Page element annotations

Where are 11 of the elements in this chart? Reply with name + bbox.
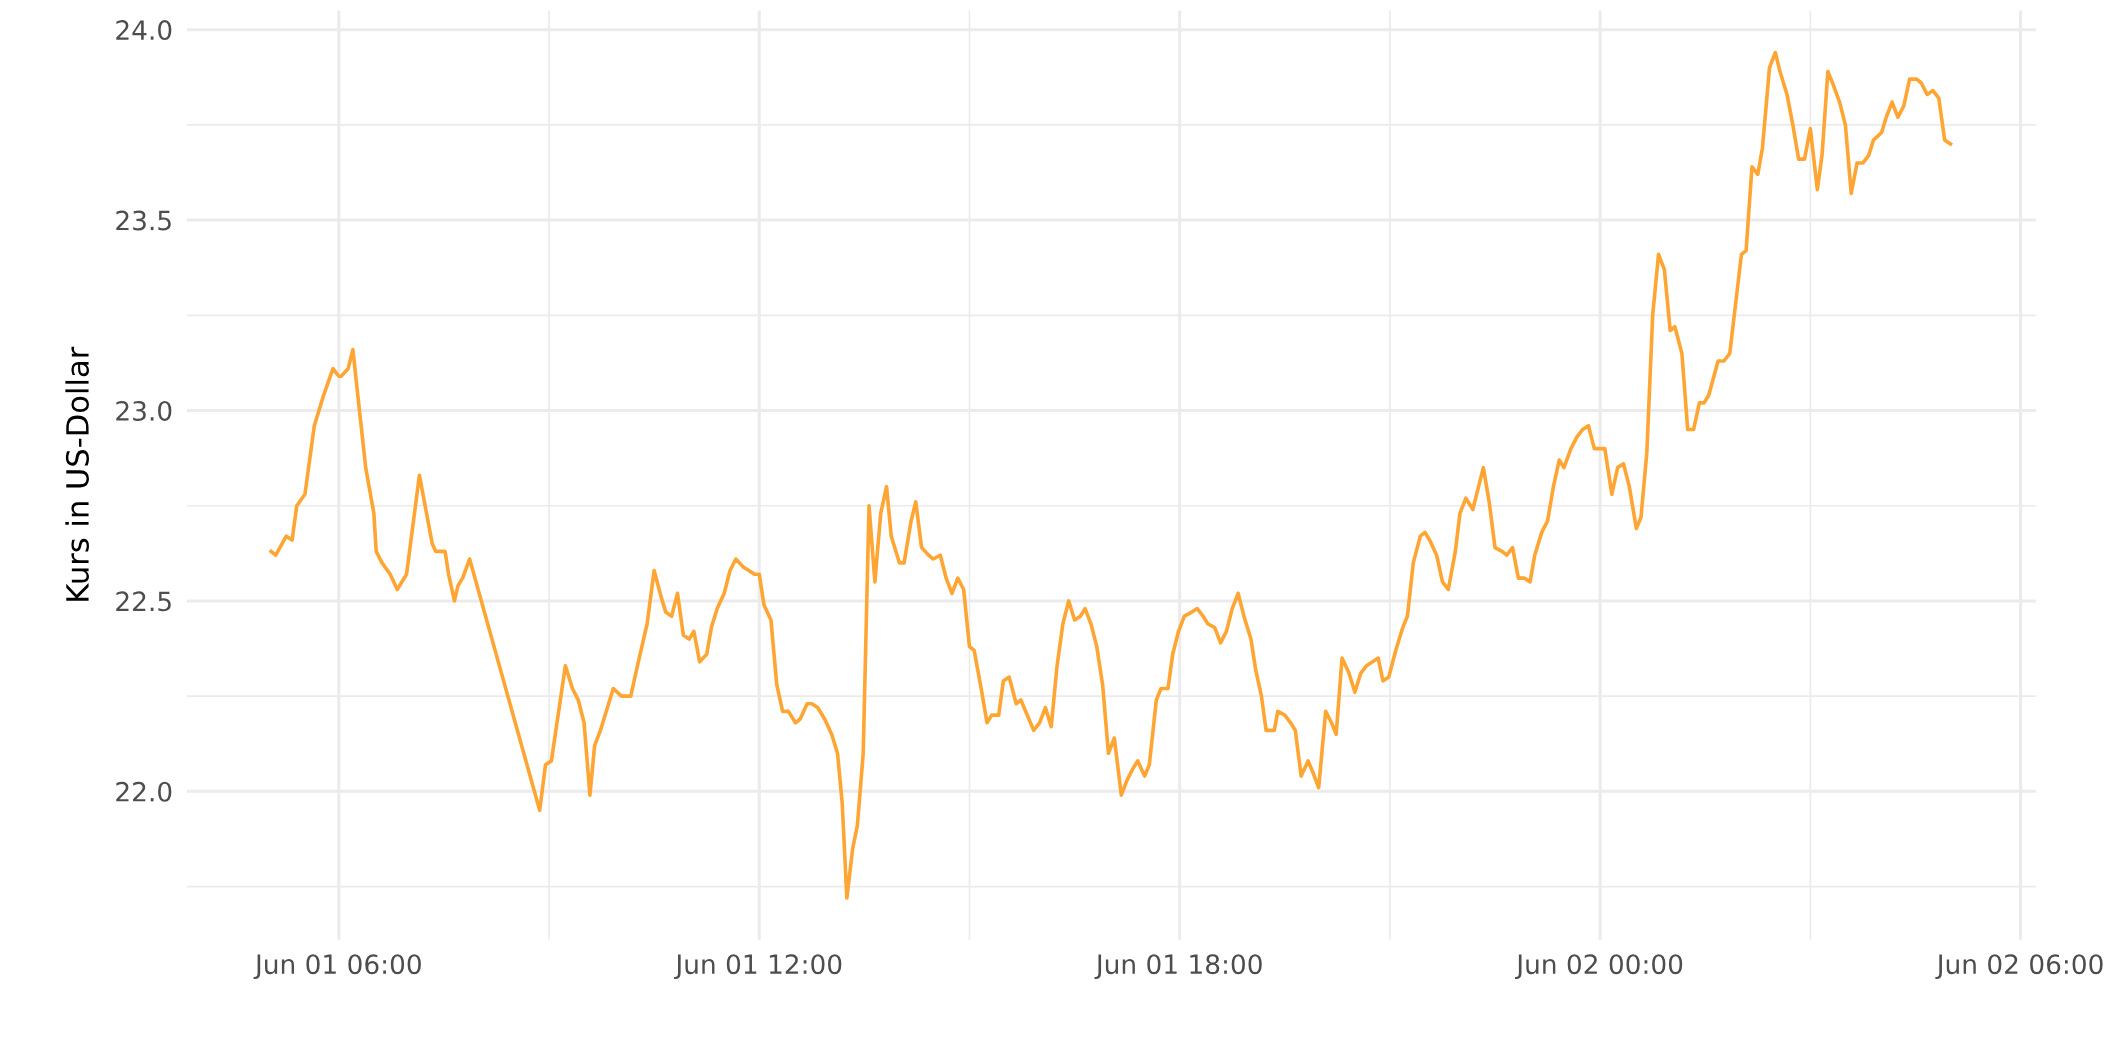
y-axis-title: Kurs in US-Dollar: [65, 346, 89, 601]
y-tick-label: 24.0: [116, 20, 172, 41]
x-tick-label: Jun 01 12:00: [674, 954, 842, 980]
x-tick-label: Jun 02 00:00: [1514, 954, 1683, 980]
x-tick-label: Jun 01 06:00: [253, 954, 421, 980]
x-tick-label: Jun 02 06:00: [1935, 954, 2103, 980]
y-tick-label: 22.0: [116, 781, 172, 802]
y-tick-label: 22.5: [116, 591, 171, 612]
y-tick-label: 23.5: [116, 210, 171, 231]
y-tick-label: 23.0: [116, 400, 172, 421]
x-tick-label: Jun 01 18:00: [1094, 954, 1262, 980]
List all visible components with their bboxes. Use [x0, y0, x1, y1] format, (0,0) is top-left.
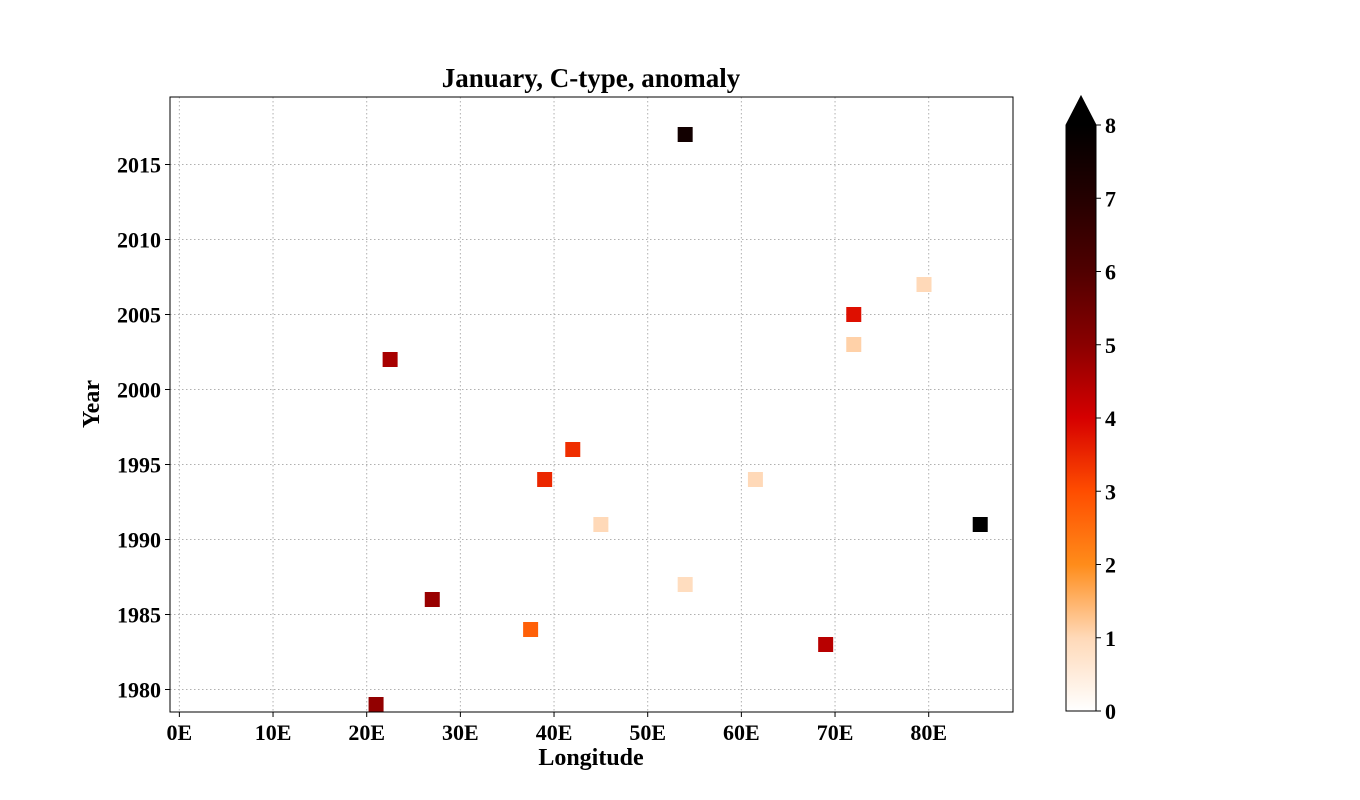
- x-tick-label: 30E: [442, 720, 479, 745]
- data-point: [677, 577, 693, 592]
- x-tick-label: 20E: [348, 720, 385, 745]
- y-tick-label: 2015: [117, 153, 161, 178]
- plot-frame: [169, 96, 1014, 713]
- colorbar-tick-label: 0: [1105, 699, 1116, 724]
- data-point: [972, 517, 988, 532]
- y-tick-label: 1980: [117, 678, 161, 703]
- x-tick-label: 0E: [167, 720, 193, 745]
- colorbar-tick-label: 2: [1105, 553, 1116, 578]
- data-point: [677, 127, 693, 142]
- data-point: [537, 472, 553, 487]
- y-tick-label: 1990: [117, 528, 161, 553]
- data-points: [368, 127, 988, 712]
- colorbar-outline: [1065, 94, 1097, 712]
- y-tick-label: 2000: [117, 378, 161, 403]
- y-tick-label: 2010: [117, 228, 161, 253]
- x-tick-label: 40E: [536, 720, 573, 745]
- colorbar-ticks: 0 1 2 3 4 5 6 7 8: [1096, 113, 1116, 724]
- x-tick-label: 70E: [817, 720, 854, 745]
- x-axis-ticks: 0E 10E 20E 30E 40E 50E 60E 70E 80E: [167, 712, 947, 745]
- y-tick-label: 1995: [117, 453, 161, 478]
- colorbar: 0 1 2 3 4 5 6 7 8: [1065, 94, 1116, 724]
- data-point: [424, 592, 440, 607]
- colorbar-tick-label: 3: [1105, 479, 1116, 504]
- y-tick-label: 1985: [117, 603, 161, 628]
- data-point: [846, 307, 862, 322]
- colorbar-gradient: [1066, 125, 1096, 711]
- x-tick-label: 80E: [910, 720, 947, 745]
- x-axis-label: Longitude: [538, 745, 644, 771]
- data-point: [747, 472, 763, 487]
- x-tick-label: 10E: [255, 720, 292, 745]
- data-point: [368, 697, 384, 712]
- y-axis-label: Year: [79, 380, 105, 428]
- colorbar-tick-label: 4: [1105, 406, 1116, 431]
- data-point: [565, 442, 581, 457]
- colorbar-tick-label: 1: [1105, 626, 1116, 651]
- chart-title: January, C-type, anomaly: [442, 63, 741, 93]
- x-tick-label: 60E: [723, 720, 760, 745]
- grid: [170, 97, 1013, 712]
- colorbar-tick-label: 7: [1105, 186, 1116, 211]
- colorbar-tick-label: 8: [1105, 113, 1116, 138]
- data-point: [846, 337, 862, 352]
- data-point: [916, 277, 932, 292]
- colorbar-tick-label: 5: [1105, 333, 1116, 358]
- colorbar-extend-arrow: [1066, 96, 1096, 125]
- x-tick-label: 50E: [629, 720, 666, 745]
- y-axis-ticks: 1980 1985 1990 1995 2000 2005 2010 2015: [117, 153, 170, 703]
- data-point: [523, 622, 539, 637]
- plot-area: 0E 10E 20E 30E 40E 50E 60E 70E 80E 1980198519901…: [117, 96, 1014, 745]
- data-point: [593, 517, 609, 532]
- y-tick-label: 2005: [117, 303, 161, 328]
- data-point: [818, 637, 834, 652]
- data-point: [382, 352, 398, 367]
- colorbar-tick-label: 6: [1105, 260, 1116, 285]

What is being asked = Can you copy out, word for word, the lines in the records that begin with the line containing "y-axis-title: Kurs in" and continue through the line containing "List all visible", including both of those lines?

Final answer =
y-axis-title: Kurs in US-Dollar: [65, 346, 89, 601]
y-tick-label: 24.0: [116, 20, 172, 41]
x-tick-label: Jun 01 12:00: [674, 954, 842, 980]
x-tick-label: Jun 02 00:00: [1514, 954, 1683, 980]
x-tick-label: Jun 01 06:00: [253, 954, 421, 980]
x-tick-label: Jun 02 06:00: [1935, 954, 2103, 980]
y-tick-label: 22.0: [116, 781, 172, 802]
y-tick-label: 22.5: [116, 591, 171, 612]
y-tick-label: 23.5: [116, 210, 171, 231]
y-tick-label: 23.0: [116, 400, 172, 421]
x-tick-label: Jun 01 18:00: [1094, 954, 1262, 980]
List all visible components with their bboxes. Use [x0, y0, x1, y1] format, (0,0) is top-left.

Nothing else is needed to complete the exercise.